=== Exercise data ===

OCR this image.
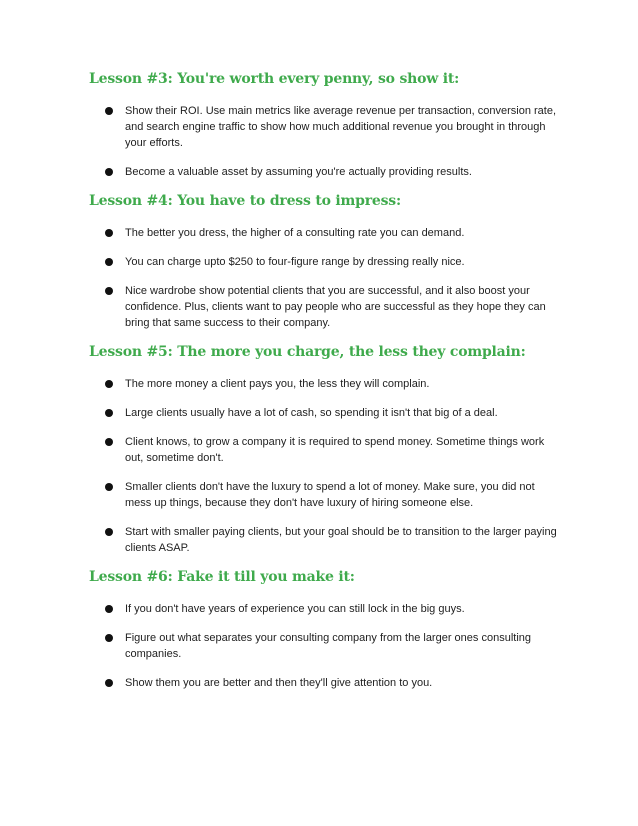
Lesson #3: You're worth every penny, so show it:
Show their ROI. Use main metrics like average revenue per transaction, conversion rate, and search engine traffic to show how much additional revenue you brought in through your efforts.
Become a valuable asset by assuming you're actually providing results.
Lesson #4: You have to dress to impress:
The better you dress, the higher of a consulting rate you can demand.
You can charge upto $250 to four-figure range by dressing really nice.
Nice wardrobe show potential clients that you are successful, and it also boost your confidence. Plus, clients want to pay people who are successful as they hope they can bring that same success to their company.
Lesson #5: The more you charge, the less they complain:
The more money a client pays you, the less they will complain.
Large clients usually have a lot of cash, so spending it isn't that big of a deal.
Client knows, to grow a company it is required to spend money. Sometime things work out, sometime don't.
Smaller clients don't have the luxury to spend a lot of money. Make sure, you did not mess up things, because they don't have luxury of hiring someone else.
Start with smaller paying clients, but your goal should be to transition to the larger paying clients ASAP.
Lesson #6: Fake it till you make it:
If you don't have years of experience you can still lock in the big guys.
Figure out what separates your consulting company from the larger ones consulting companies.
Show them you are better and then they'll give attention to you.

===

■ Written problem: Retype the whole listing, keeping every line identical and omitting all pictures.

■ Output below:
OCR this image.
Lesson #3: You're worth every penny, so show it:
Show their ROI. Use main metrics like average revenue per transaction, conversion rate, and search engine traffic to show how much additional revenue you brought in through your efforts.
Become a valuable asset by assuming you're actually providing results.
Lesson #4: You have to dress to impress:
The better you dress, the higher of a consulting rate you can demand.
You can charge upto $250 to four-figure range by dressing really nice.
Nice wardrobe show potential clients that you are successful, and it also boost your confidence. Plus, clients want to pay people who are successful as they hope they can bring that same success to their company.
Lesson #5: The more you charge, the less they complain:
The more money a client pays you, the less they will complain.
Large clients usually have a lot of cash, so spending it isn't that big of a deal.
Client knows, to grow a company it is required to spend money. Sometime things work out, sometime don't.
Smaller clients don't have the luxury to spend a lot of money. Make sure, you did not mess up things, because they don't have luxury of hiring someone else.
Start with smaller paying clients, but your goal should be to transition to the larger paying clients ASAP.
Lesson #6: Fake it till you make it:
If you don't have years of experience you can still lock in the big guys.
Figure out what separates your consulting company from the larger ones consulting companies.
Show them you are better and then they'll give attention to you.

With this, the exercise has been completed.